# Given request
Work out the number of lines with the word "besar" in the material below, then reply with that number only.

[Dataset records]
================================
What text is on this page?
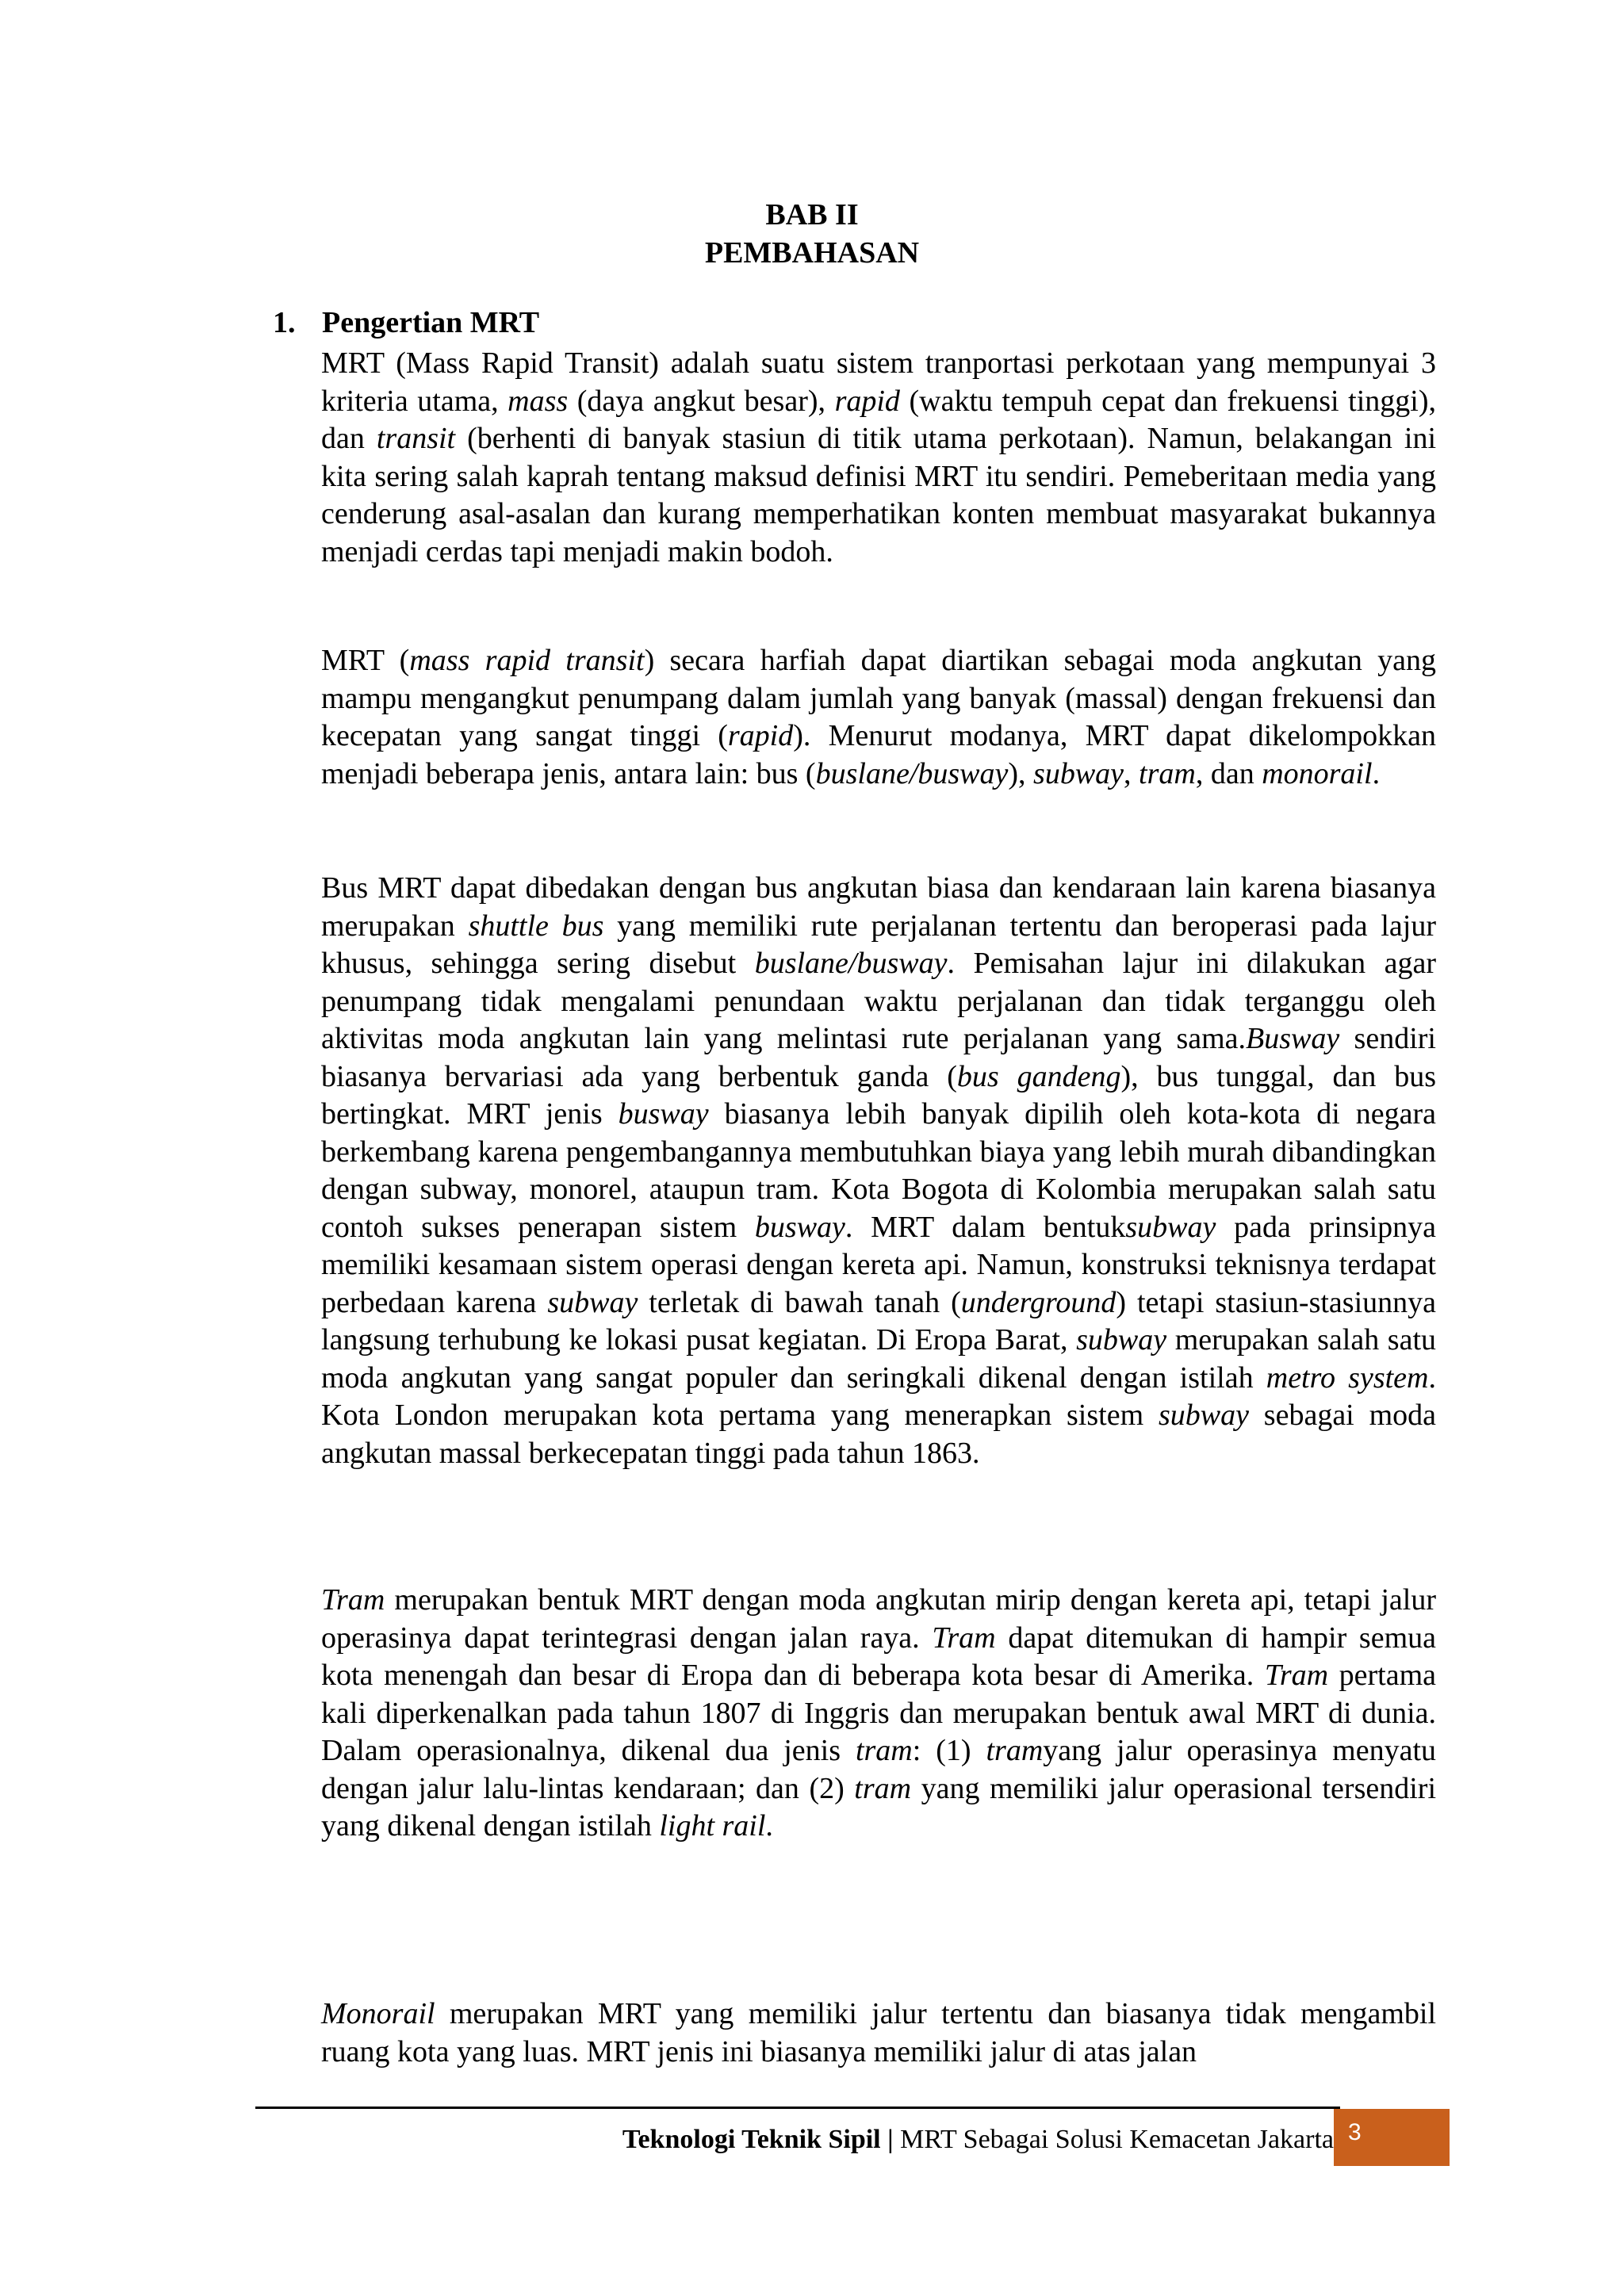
BAB II
PEMBAHASAN
1. Pengertian MRT

MRT (Mass Rapid Transit) adalah suatu sistem tranportasi perkotaan yang mempunyai 3 kriteria utama, mass (daya angkut besar), rapid (waktu tempuh cepat dan frekuensi tinggi), dan transit (berhenti di banyak stasiun di titik utama perkotaan). Namun, belakangan ini kita sering salah kaprah tentang maksud definisi MRT itu sendiri. Pemeberitaan media yang cenderung asal-asalan dan kurang memperhatikan konten membuat masyarakat bukannya menjadi cerdas tapi menjadi makin bodoh.

MRT (mass rapid transit) secara harfiah dapat diartikan sebagai moda angkutan yang mampu mengangkut penumpang dalam jumlah yang banyak (massal) dengan frekuensi dan kecepatan yang sangat tinggi (rapid). Menurut modanya, MRT dapat dikelompokkan menjadi beberapa jenis, antara lain: bus (buslane/busway), subway, tram, dan monorail.

Bus MRT dapat dibedakan dengan bus angkutan biasa dan kendaraan lain karena biasanya merupakan shuttle bus yang memiliki rute perjalanan tertentu dan beroperasi pada lajur khusus, sehingga sering disebut buslane/busway. Pemisahan lajur ini dilakukan agar penumpang tidak mengalami penundaan waktu perjalanan dan tidak terganggu oleh aktivitas moda angkutan lain yang melintasi rute perjalanan yang sama.Busway sendiri biasanya bervariasi ada yang berbentuk ganda (bus gandeng), bus tunggal, dan bus bertingkat. MRT jenis busway biasanya lebih banyak dipilih oleh kota-kota di negara berkembang karena pengembangannya membutuhkan biaya yang lebih murah dibandingkan dengan subway, monorel, ataupun tram. Kota Bogota di Kolombia merupakan salah satu contoh sukses penerapan sistem busway. MRT dalam bentuksubway pada prinsipnya memiliki kesamaan sistem operasi dengan kereta api. Namun, konstruksi teknisnya terdapat perbedaan karena subway terletak di bawah tanah (underground) tetapi stasiun-stasiunnya langsung terhubung ke lokasi pusat kegiatan. Di Eropa Barat, subway merupakan salah satu moda angkutan yang sangat populer dan seringkali dikenal dengan istilah metro system. Kota London merupakan kota pertama yang menerapkan sistem subway sebagai moda angkutan massal berkecepatan tinggi pada tahun 1863.

Tram merupakan bentuk MRT dengan moda angkutan mirip dengan kereta api, tetapi jalur operasinya dapat terintegrasi dengan jalan raya. Tram dapat ditemukan di hampir semua kota menengah dan besar di Eropa dan di beberapa kota besar di Amerika. Tram pertama kali diperkenalkan pada tahun 1807 di Inggris dan merupakan bentuk awal MRT di dunia. Dalam operasionalnya, dikenal dua jenis tram: (1) tramyang jalur operasinya menyatu dengan jalur lalu-lintas kendaraan; dan (2) tram yang memiliki jalur operasional tersendiri yang dikenal dengan istilah light rail.

Monorail merupakan MRT yang memiliki jalur tertentu dan biasanya tidak mengambil ruang kota yang luas. MRT jenis ini biasanya memiliki jalur di atas jalan

Teknologi Teknik Sipil | MRT Sebagai Solusi Kemacetan Jakarta 3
================================
# Reply
2